### Records for processing
- - -
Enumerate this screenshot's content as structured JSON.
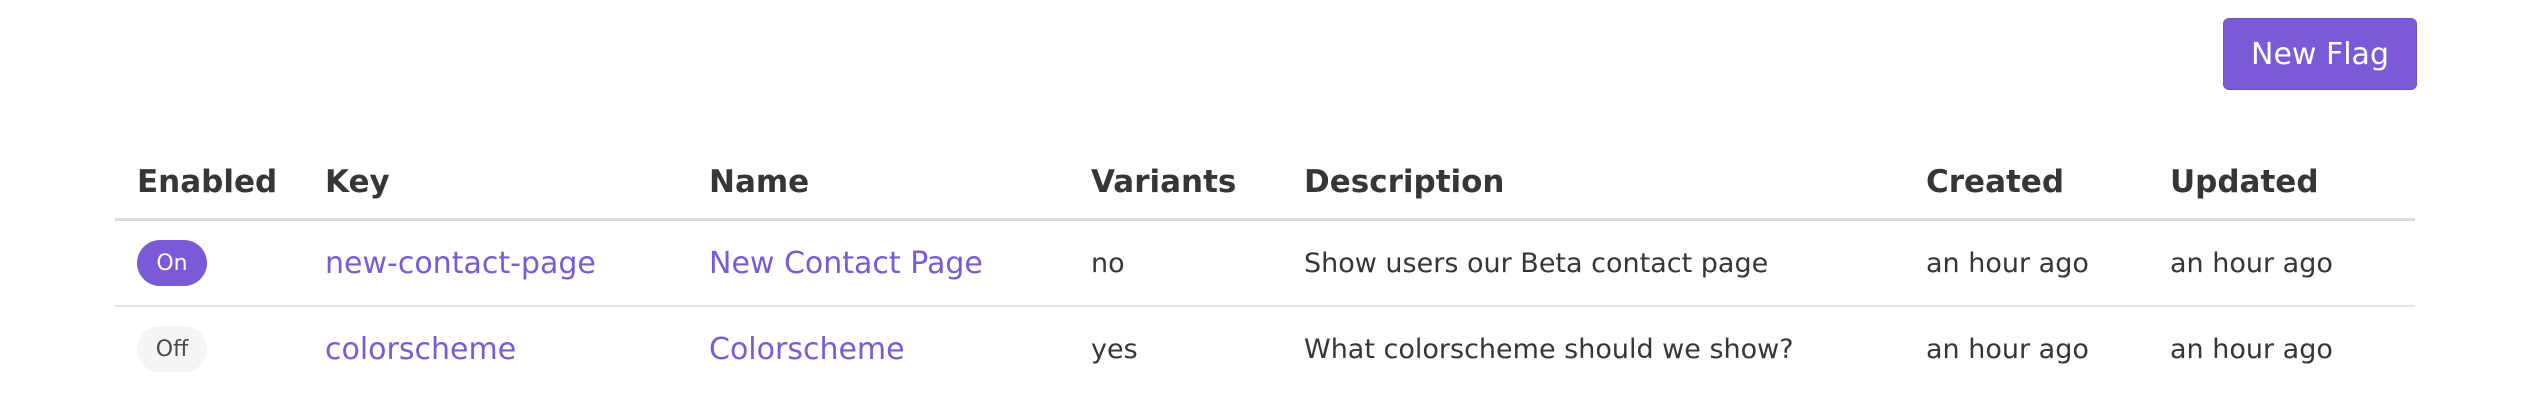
{
  "toolbar": {
    "new_flag_label": "New Flag"
  },
  "colors": {
    "accent": "#7b5ad8",
    "toggle_off_bg": "#f5f5f5",
    "text": "#363636",
    "divider": "#dbdbdb"
  },
  "table": {
    "headers": [
      "Enabled",
      "Key",
      "Name",
      "Variants",
      "Description",
      "Created",
      "Updated"
    ],
    "rows": [
      {
        "enabled": "On",
        "key": "new-contact-page",
        "name": "New Contact Page",
        "variants": "no",
        "description": "Show users our Beta contact page",
        "created": "an hour ago",
        "updated": "an hour ago"
      },
      {
        "enabled": "Off",
        "key": "colorscheme",
        "name": "Colorscheme",
        "variants": "yes",
        "description": "What colorscheme should we show?",
        "created": "an hour ago",
        "updated": "an hour ago"
      }
    ]
  }
}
- - -
### Exercise details
Restate each of the entries above word for word and skip every image.

### Expected answer
Enumerate this screenshot's content as structured JSON.
{
  "toolbar": {
    "new_flag_label": "New Flag"
  },
  "colors": {
    "accent": "#7b5ad8",
    "toggle_off_bg": "#f5f5f5",
    "text": "#363636",
    "divider": "#dbdbdb"
  },
  "table": {
    "headers": [
      "Enabled",
      "Key",
      "Name",
      "Variants",
      "Description",
      "Created",
      "Updated"
    ],
    "rows": [
      {
        "enabled": "On",
        "key": "new-contact-page",
        "name": "New Contact Page",
        "variants": "no",
        "description": "Show users our Beta contact page",
        "created": "an hour ago",
        "updated": "an hour ago"
      },
      {
        "enabled": "Off",
        "key": "colorscheme",
        "name": "Colorscheme",
        "variants": "yes",
        "description": "What colorscheme should we show?",
        "created": "an hour ago",
        "updated": "an hour ago"
      }
    ]
  }
}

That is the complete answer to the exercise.